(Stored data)

§

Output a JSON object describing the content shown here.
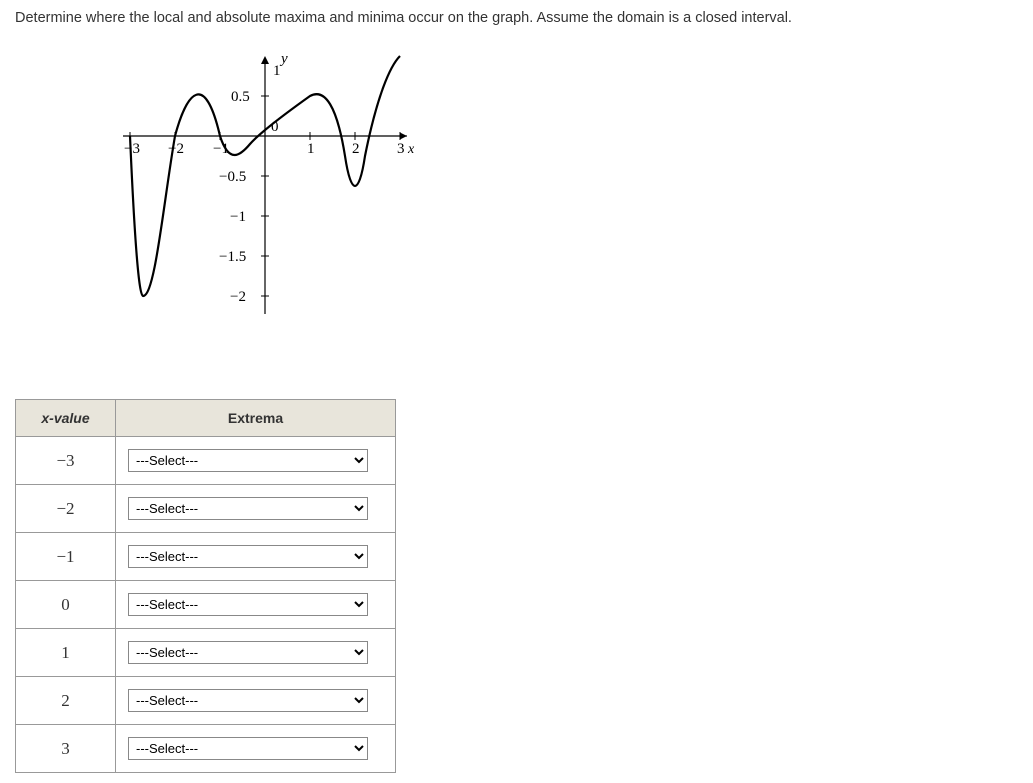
{
  "question": "Determine where the local and absolute maxima and minima occur on the graph. Assume the domain is a closed interval.",
  "chart_data": {
    "type": "line",
    "title": "",
    "xlabel": "x",
    "ylabel": "y",
    "xlim": [
      -3.3,
      3.3
    ],
    "ylim": [
      -2.2,
      1.2
    ],
    "xticks": [
      -3,
      -2,
      -1,
      0,
      1,
      2,
      3
    ],
    "yticks": [
      -2,
      -1.5,
      -1,
      -0.5,
      0.5,
      1
    ],
    "x": [
      -3,
      -2.7,
      -2.3,
      -2,
      -1.7,
      -1.5,
      -1.3,
      -1,
      -0.6,
      -0.3,
      0,
      0.3,
      0.6,
      1,
      1.3,
      1.6,
      1.8,
      2,
      2.2,
      2.5,
      2.7,
      3
    ],
    "y": [
      0,
      -2,
      -1.5,
      0,
      0.7,
      0.8,
      0.7,
      0,
      -0.3,
      -0.15,
      0,
      0.2,
      0.4,
      0.5,
      0.35,
      0,
      -0.4,
      -0.7,
      -0.4,
      0.3,
      0.8,
      1
    ],
    "description": "Curve on closed interval [-3,3] with approximate local min near x=-2.7, local max near x=-1.5, local min near x=-0.6, local max near x=1, local min near x=2, rising to endpoint x=3 at y=1"
  },
  "table": {
    "headers": {
      "x": "x-value",
      "ext": "Extrema"
    },
    "placeholder": "---Select---",
    "rows": [
      {
        "x": "−3",
        "value": "---Select---"
      },
      {
        "x": "−2",
        "value": "---Select---"
      },
      {
        "x": "−1",
        "value": "---Select---"
      },
      {
        "x": "0",
        "value": "---Select---"
      },
      {
        "x": "1",
        "value": "---Select---"
      },
      {
        "x": "2",
        "value": "---Select---"
      },
      {
        "x": "3",
        "value": "---Select---"
      }
    ]
  }
}
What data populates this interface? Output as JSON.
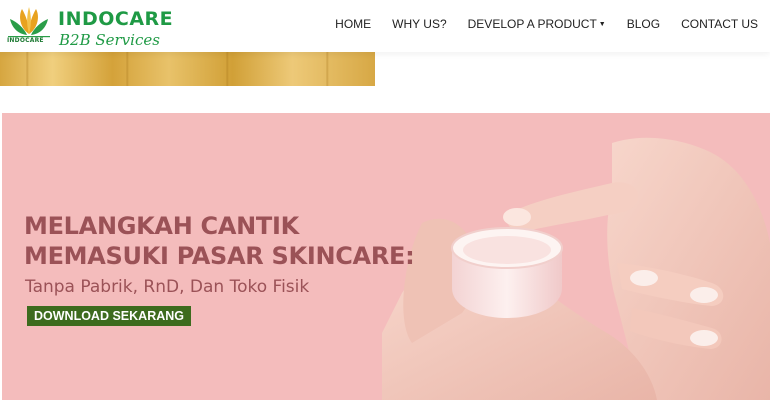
{
  "logo": {
    "name": "INDOCARE",
    "tagline": "B2B Services",
    "mark_label": "INDOCARE"
  },
  "nav": {
    "items": [
      {
        "label": "HOME"
      },
      {
        "label": "WHY US?"
      },
      {
        "label": "DEVELOP A PRODUCT",
        "has_dropdown": true
      },
      {
        "label": "BLOG"
      },
      {
        "label": "CONTACT US"
      }
    ]
  },
  "hero": {
    "title_line1": "MELANGKAH CANTIK",
    "title_line2": "MEMASUKI PASAR SKINCARE:",
    "subtitle": "Tanpa Pabrik, RnD, Dan Toko Fisik",
    "cta_label": "DOWNLOAD SEKARANG"
  },
  "colors": {
    "brand_green": "#1f9a45",
    "hero_background": "#f4bcbc",
    "hero_text": "#9b5257",
    "cta_background": "#3d6b1e",
    "gold": "#d6a640"
  },
  "icons": {
    "nav_dropdown": "caret-down-icon",
    "logo": "leaf-logo-icon"
  }
}
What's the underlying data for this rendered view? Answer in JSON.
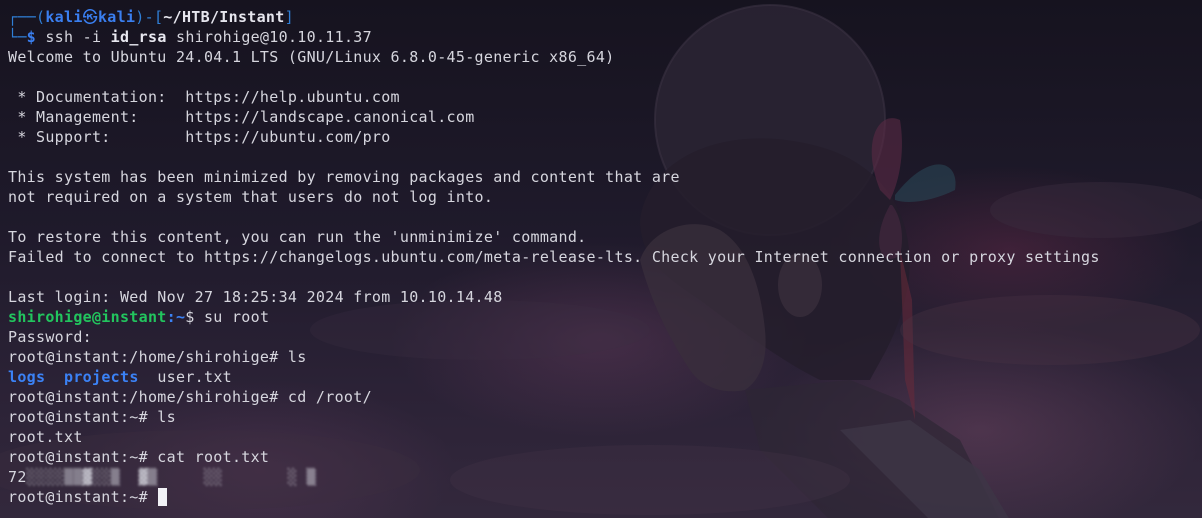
{
  "prompt": {
    "user": "kali",
    "host": "kali",
    "skull_glyph": "㉿",
    "path": "~/HTB/Instant",
    "command_prefix": "ssh -i ",
    "command_file": "id_rsa",
    "command_target": " shirohige@10.10.11.37"
  },
  "output": {
    "welcome": "Welcome to Ubuntu 24.04.1 LTS (GNU/Linux 6.8.0-45-generic x86_64)",
    "docs": " * Documentation:  https://help.ubuntu.com",
    "management": " * Management:     https://landscape.canonical.com",
    "support": " * Support:        https://ubuntu.com/pro",
    "minimized_1": "This system has been minimized by removing packages and content that are",
    "minimized_2": "not required on a system that users do not log into.",
    "restore": "To restore this content, you can run the 'unminimize' command.",
    "failed": "Failed to connect to https://changelogs.ubuntu.com/meta-release-lts. Check your Internet connection or proxy settings",
    "last_login": "Last login: Wed Nov 27 18:25:34 2024 from 10.10.14.48"
  },
  "session": {
    "ubuntu_user": "shirohige@instant",
    "ubuntu_path": ":~",
    "ubuntu_cmd": "$ su root",
    "password_prompt": "Password:",
    "root_home_prompt": "root@instant:/home/shirohige# ls",
    "ls_dir_1": "logs",
    "ls_dir_2": "projects",
    "ls_file_1": "user.txt",
    "cd_cmd": "root@instant:/home/shirohige# cd /root/",
    "root_ls": "root@instant:~# ls",
    "root_txt": "root.txt",
    "cat_cmd": "root@instant:~# cat root.txt",
    "flag_redacted": "72",
    "final_prompt": "root@instant:~# "
  },
  "colors": {
    "prompt_frame": "#2f7fd6",
    "ubuntu_user": "#22c55e",
    "directory": "#3b82f6",
    "text": "#d6d6de"
  }
}
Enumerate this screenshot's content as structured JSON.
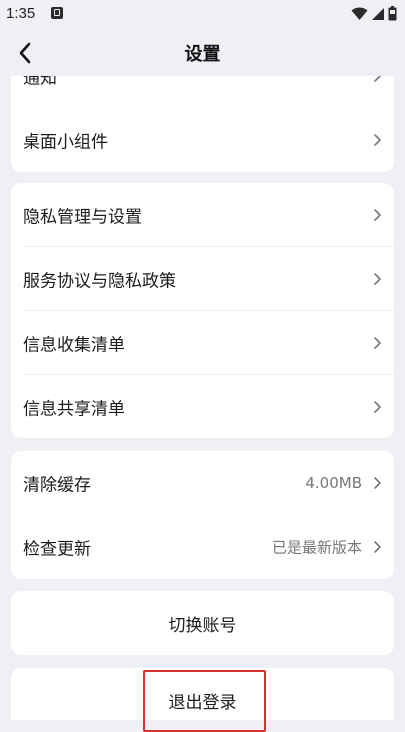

§

Gather every line containing the word "JSON" and copy it.

Output a JSON object describing the content shown here.
What data populates this interface? Output as JSON.
What's the underlying data for this rendered view? Answer in JSON.
Enumerate this screenshot's content as structured JSON.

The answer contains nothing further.